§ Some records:
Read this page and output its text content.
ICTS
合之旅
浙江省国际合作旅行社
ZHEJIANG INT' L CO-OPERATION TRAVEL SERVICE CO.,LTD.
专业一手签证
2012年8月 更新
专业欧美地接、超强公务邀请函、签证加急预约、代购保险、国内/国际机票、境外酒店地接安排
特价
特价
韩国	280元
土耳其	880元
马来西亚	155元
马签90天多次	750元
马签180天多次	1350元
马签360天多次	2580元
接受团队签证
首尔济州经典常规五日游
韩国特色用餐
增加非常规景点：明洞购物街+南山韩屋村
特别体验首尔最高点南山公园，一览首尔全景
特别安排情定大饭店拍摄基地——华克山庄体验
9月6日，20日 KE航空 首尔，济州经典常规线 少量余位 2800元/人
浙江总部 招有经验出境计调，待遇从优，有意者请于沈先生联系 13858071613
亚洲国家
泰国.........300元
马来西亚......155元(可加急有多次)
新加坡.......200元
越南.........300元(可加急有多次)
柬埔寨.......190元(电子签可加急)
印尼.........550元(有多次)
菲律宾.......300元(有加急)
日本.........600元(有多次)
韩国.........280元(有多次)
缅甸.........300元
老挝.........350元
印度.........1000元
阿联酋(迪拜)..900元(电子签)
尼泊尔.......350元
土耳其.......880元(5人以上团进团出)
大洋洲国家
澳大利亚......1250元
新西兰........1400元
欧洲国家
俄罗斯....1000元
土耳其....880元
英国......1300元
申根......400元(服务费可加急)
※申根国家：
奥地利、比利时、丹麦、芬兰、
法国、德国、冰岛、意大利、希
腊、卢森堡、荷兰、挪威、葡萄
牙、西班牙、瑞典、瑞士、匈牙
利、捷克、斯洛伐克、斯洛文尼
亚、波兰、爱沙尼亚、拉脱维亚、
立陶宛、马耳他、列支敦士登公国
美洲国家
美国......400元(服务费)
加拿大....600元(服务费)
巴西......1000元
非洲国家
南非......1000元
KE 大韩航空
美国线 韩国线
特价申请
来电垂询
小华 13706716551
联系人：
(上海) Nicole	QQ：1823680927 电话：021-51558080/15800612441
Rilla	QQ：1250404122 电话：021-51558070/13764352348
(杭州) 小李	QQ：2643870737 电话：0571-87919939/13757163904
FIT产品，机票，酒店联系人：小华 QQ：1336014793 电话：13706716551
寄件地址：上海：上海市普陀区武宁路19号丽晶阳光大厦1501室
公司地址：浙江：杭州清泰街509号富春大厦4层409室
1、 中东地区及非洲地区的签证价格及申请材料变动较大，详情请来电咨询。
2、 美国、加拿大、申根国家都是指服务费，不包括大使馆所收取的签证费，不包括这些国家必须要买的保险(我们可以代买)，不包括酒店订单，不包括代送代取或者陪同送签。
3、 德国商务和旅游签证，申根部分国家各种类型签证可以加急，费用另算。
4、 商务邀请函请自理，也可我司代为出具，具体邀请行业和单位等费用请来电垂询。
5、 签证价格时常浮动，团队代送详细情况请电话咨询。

§ Your goal: Reproduce the listing above word for word.

§ Reply to the task:
Read this page and output its text content.
ICTS
合之旅
浙江省国际合作旅行社
ZHEJIANG INT' L CO-OPERATION TRAVEL SERVICE CO.,LTD.
专业一手签证
2012年8月 更新
专业欧美地接、超强公务邀请函、签证加急预约、代购保险、国内/国际机票、境外酒店地接安排
特价
特价
韩国	280元
土耳其	880元
马来西亚	155元
马签90天多次	750元
马签180天多次	1350元
马签360天多次	2580元
接受团队签证
首尔济州经典常规五日游
韩国特色用餐
增加非常规景点：明洞购物街+南山韩屋村
特别体验首尔最高点南山公园，一览首尔全景
特别安排情定大饭店拍摄基地——华克山庄体验
9月6日，20日 KE航空 首尔，济州经典常规线 少量余位 2800元/人
浙江总部 招有经验出境计调，待遇从优，有意者请于沈先生联系 13858071613
亚洲国家
泰国.........300元
马来西亚......155元(可加急有多次)
新加坡.......200元
越南.........300元(可加急有多次)
柬埔寨.......190元(电子签可加急)
印尼.........550元(有多次)
菲律宾.......300元(有加急)
日本.........600元(有多次)
韩国.........280元(有多次)
缅甸.........300元
老挝.........350元
印度.........1000元
阿联酋(迪拜)..900元(电子签)
尼泊尔.......350元
土耳其.......880元(5人以上团进团出)
大洋洲国家
澳大利亚......1250元
新西兰........1400元
欧洲国家
俄罗斯....1000元
土耳其....880元
英国......1300元
申根......400元(服务费可加急)
※申根国家：
奥地利、比利时、丹麦、芬兰、
法国、德国、冰岛、意大利、希
腊、卢森堡、荷兰、挪威、葡萄
牙、西班牙、瑞典、瑞士、匈牙
利、捷克、斯洛伐克、斯洛文尼
亚、波兰、爱沙尼亚、拉脱维亚、
立陶宛、马耳他、列支敦士登公国
美洲国家
美国......400元(服务费)
加拿大....600元(服务费)
巴西......1000元
非洲国家
南非......1000元
KE 大韩航空
美国线 韩国线
特价申请
来电垂询
小华 13706716551
联系人：
(上海) Nicole	QQ：1823680927 电话：021-51558080/15800612441
Rilla	QQ：1250404122 电话：021-51558070/13764352348
(杭州) 小李	QQ：2643870737 电话：0571-87919939/13757163904
FIT产品，机票，酒店联系人：小华 QQ：1336014793 电话：13706716551
寄件地址：上海：上海市普陀区武宁路19号丽晶阳光大厦1501室
公司地址：浙江：杭州清泰街509号富春大厦4层409室
1、 中东地区及非洲地区的签证价格及申请材料变动较大，详情请来电咨询。
2、 美国、加拿大、申根国家都是指服务费，不包括大使馆所收取的签证费，不包括这些国家必须要买的保险(我们可以代买)，不包括酒店订单，不包括代送代取或者陪同送签。
3、 德国商务和旅游签证，申根部分国家各种类型签证可以加急，费用另算。
4、 商务邀请函请自理，也可我司代为出具，具体邀请行业和单位等费用请来电垂询。
5、 签证价格时常浮动，团队代送详细情况请电话咨询。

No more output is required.